> [Written exercise]: Leave out the images; return the rest of the data exactly.

☆ ☆ ☆

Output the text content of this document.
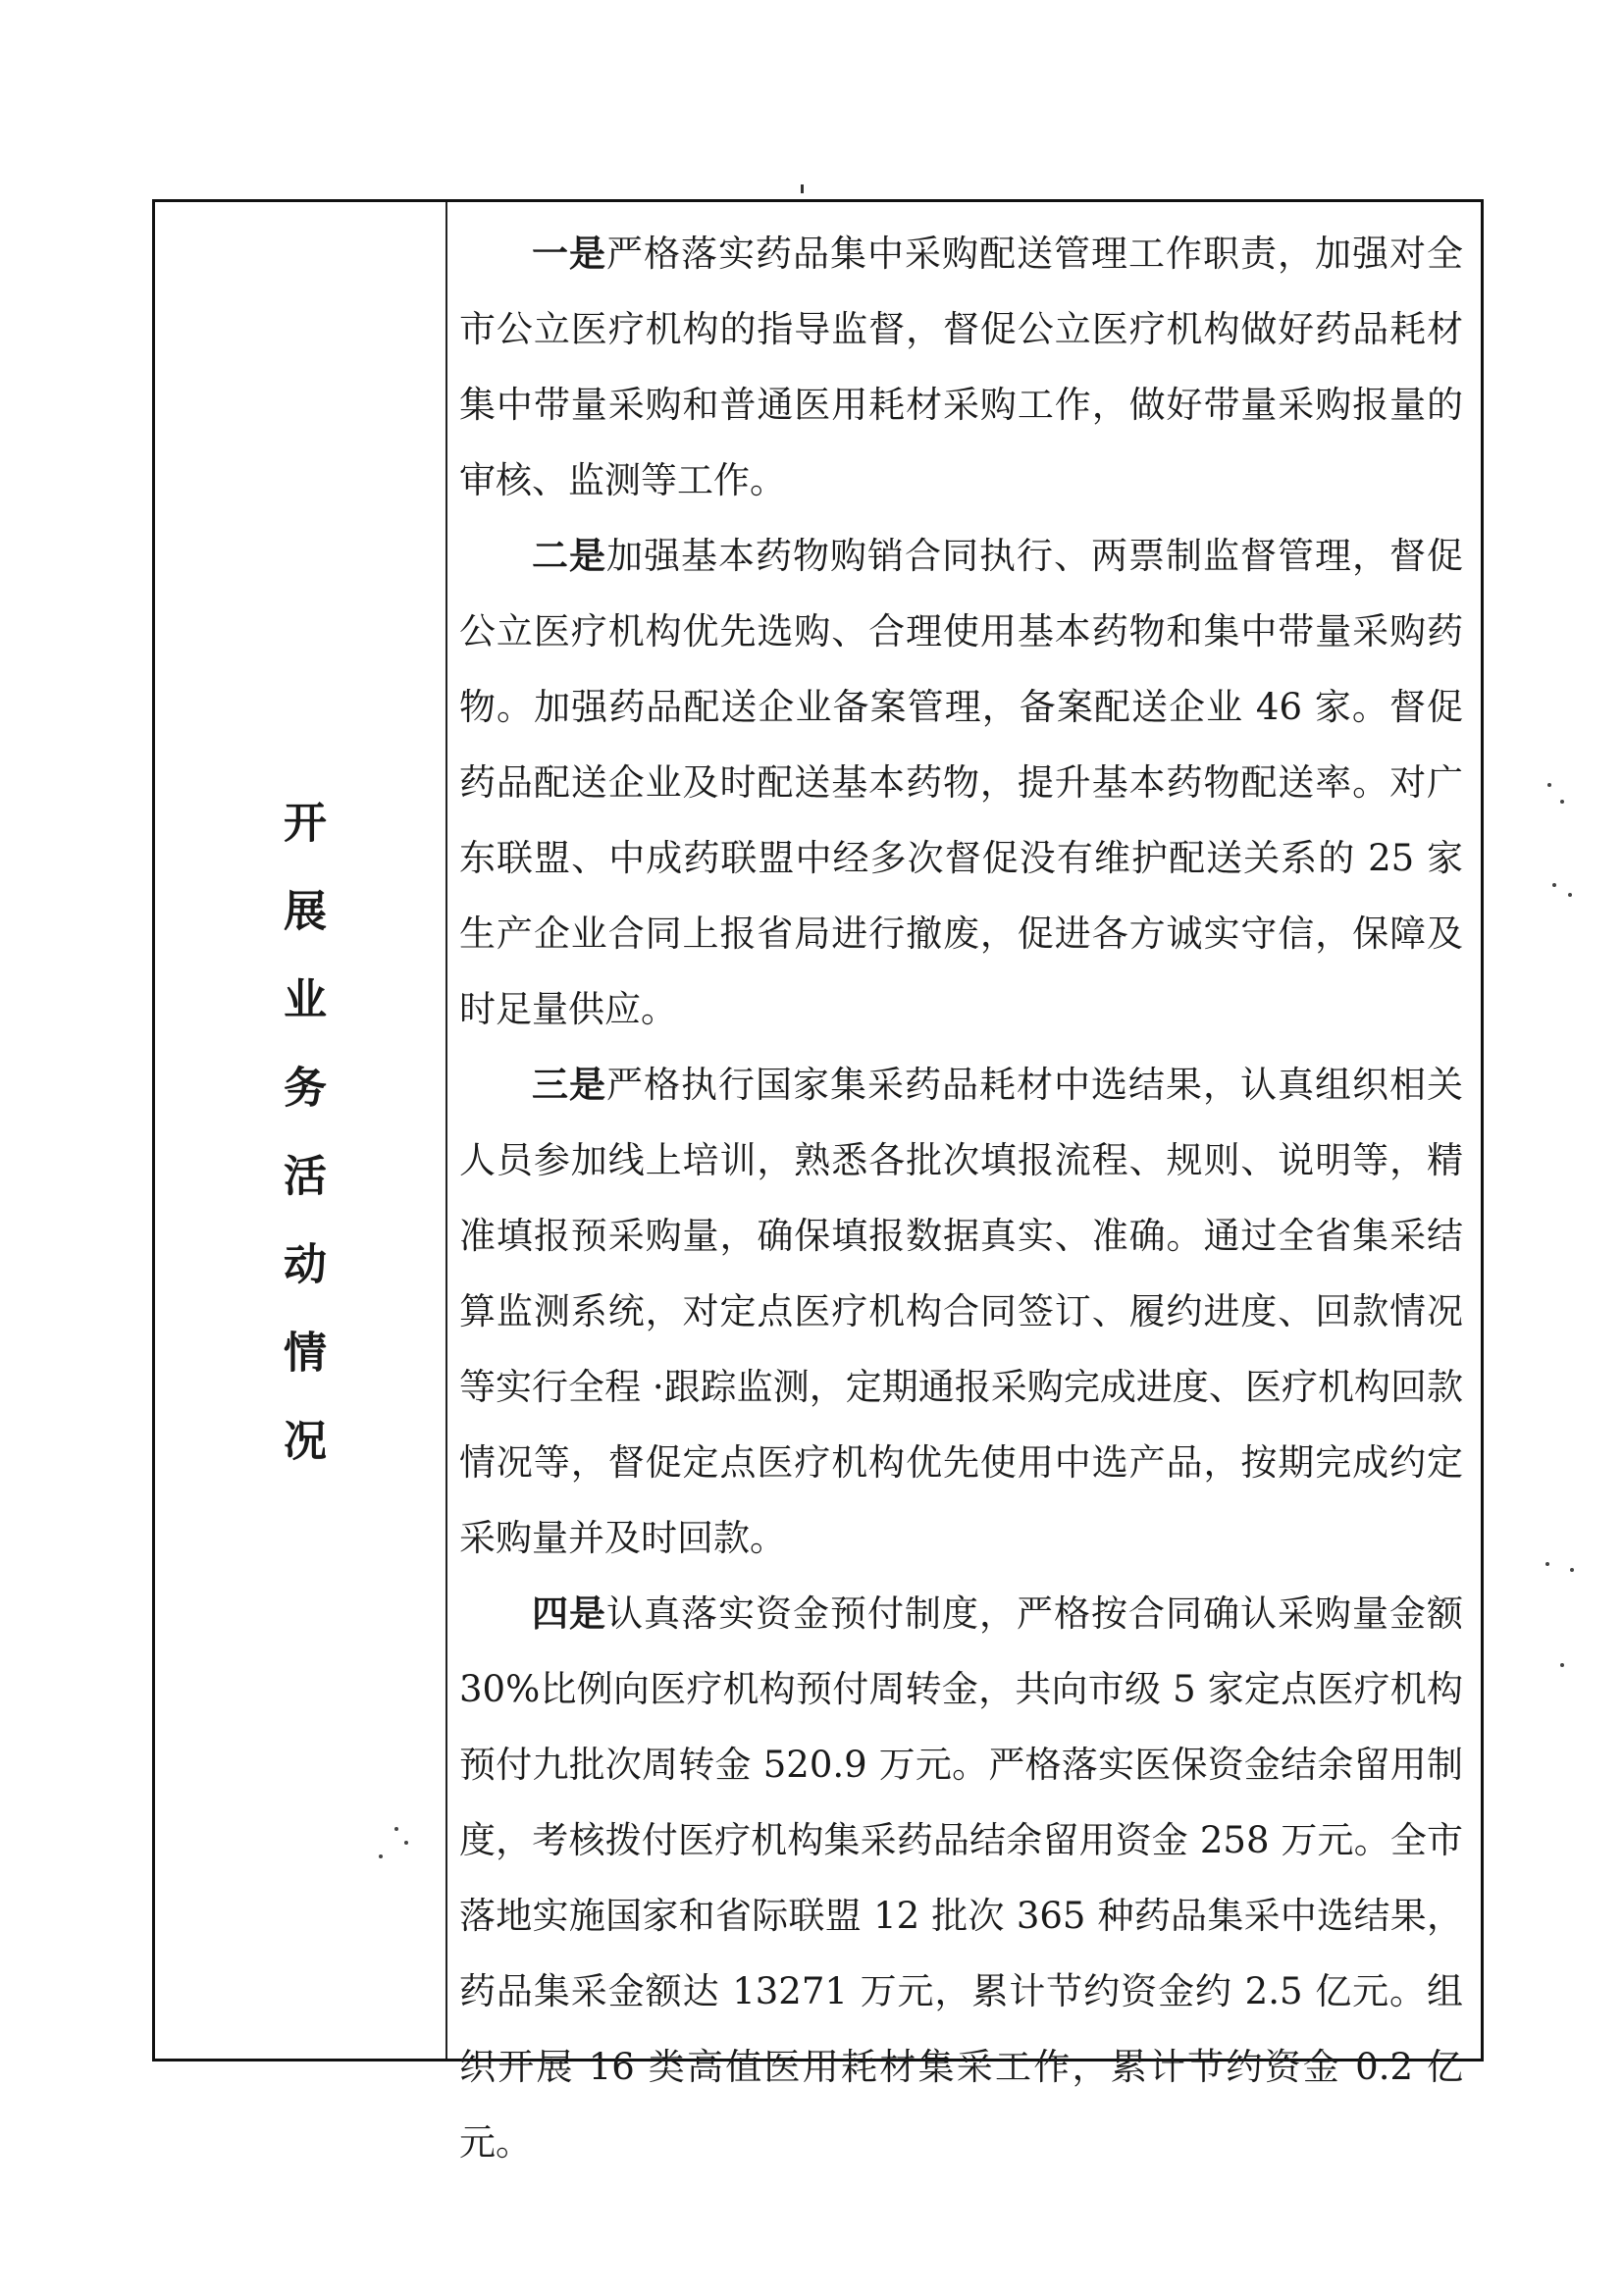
开展业务活动情况

一是严格落实药品集中采购配送管理工作职责，加强对全市公立医疗机构的指导监督，督促公立医疗机构做好药品耗材集中带量采购和普通医用耗材采购工作，做好带量采购报量的审核、监测等工作。

二是加强基本药物购销合同执行、两票制监督管理，督促公立医疗机构优先选购、合理使用基本药物和集中带量采购药物。加强药品配送企业备案管理，备案配送企业 46 家。督促药品配送企业及时配送基本药物，提升基本药物配送率。对广东联盟、中成药联盟中经多次督促没有维护配送关系的 25 家生产企业合同上报省局进行撤废，促进各方诚实守信，保障及时足量供应。

三是严格执行国家集采药品耗材中选结果，认真组织相关人员参加线上培训，熟悉各批次填报流程、规则、说明等，精准填报预采购量，确保填报数据真实、准确。通过全省集采结算监测系统，对定点医疗机构合同签订、履约进度、回款情况等实行全程 ·跟踪监测，定期通报采购完成进度、医疗机构回款情况等，督促定点医疗机构优先使用中选产品，按期完成约定采购量并及时回款。

四是认真落实资金预付制度，严格按合同确认采购量金额 30%比例向医疗机构预付周转金，共向市级 5 家定点医疗机构预付九批次周转金 520.9 万元。严格落实医保资金结余留用制度，考核拨付医疗机构集采药品结余留用资金 258 万元。全市落地实施国家和省际联盟 12 批次 365 种药品集采中选结果，药品集采金额达 13271 万元，累计节约资金约 2.5 亿元。组织开展 16 类高值医用耗材集采工作，累计节约资金 0.2 亿元。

☆ ☆ ☆

> [Written answer]:
Output the text content of this document.
开展业务活动情况

一是严格落实药品集中采购配送管理工作职责，加强对全市公立医疗机构的指导监督，督促公立医疗机构做好药品耗材集中带量采购和普通医用耗材采购工作，做好带量采购报量的审核、监测等工作。

二是加强基本药物购销合同执行、两票制监督管理，督促公立医疗机构优先选购、合理使用基本药物和集中带量采购药物。加强药品配送企业备案管理，备案配送企业 46 家。督促药品配送企业及时配送基本药物，提升基本药物配送率。对广东联盟、中成药联盟中经多次督促没有维护配送关系的 25 家生产企业合同上报省局进行撤废，促进各方诚实守信，保障及时足量供应。

三是严格执行国家集采药品耗材中选结果，认真组织相关人员参加线上培训，熟悉各批次填报流程、规则、说明等，精准填报预采购量，确保填报数据真实、准确。通过全省集采结算监测系统，对定点医疗机构合同签订、履约进度、回款情况等实行全程 ·跟踪监测，定期通报采购完成进度、医疗机构回款情况等，督促定点医疗机构优先使用中选产品，按期完成约定采购量并及时回款。

四是认真落实资金预付制度，严格按合同确认采购量金额 30%比例向医疗机构预付周转金，共向市级 5 家定点医疗机构预付九批次周转金 520.9 万元。严格落实医保资金结余留用制度，考核拨付医疗机构集采药品结余留用资金 258 万元。全市落地实施国家和省际联盟 12 批次 365 种药品集采中选结果，药品集采金额达 13271 万元，累计节约资金约 2.5 亿元。组织开展 16 类高值医用耗材集采工作，累计节约资金 0.2 亿元。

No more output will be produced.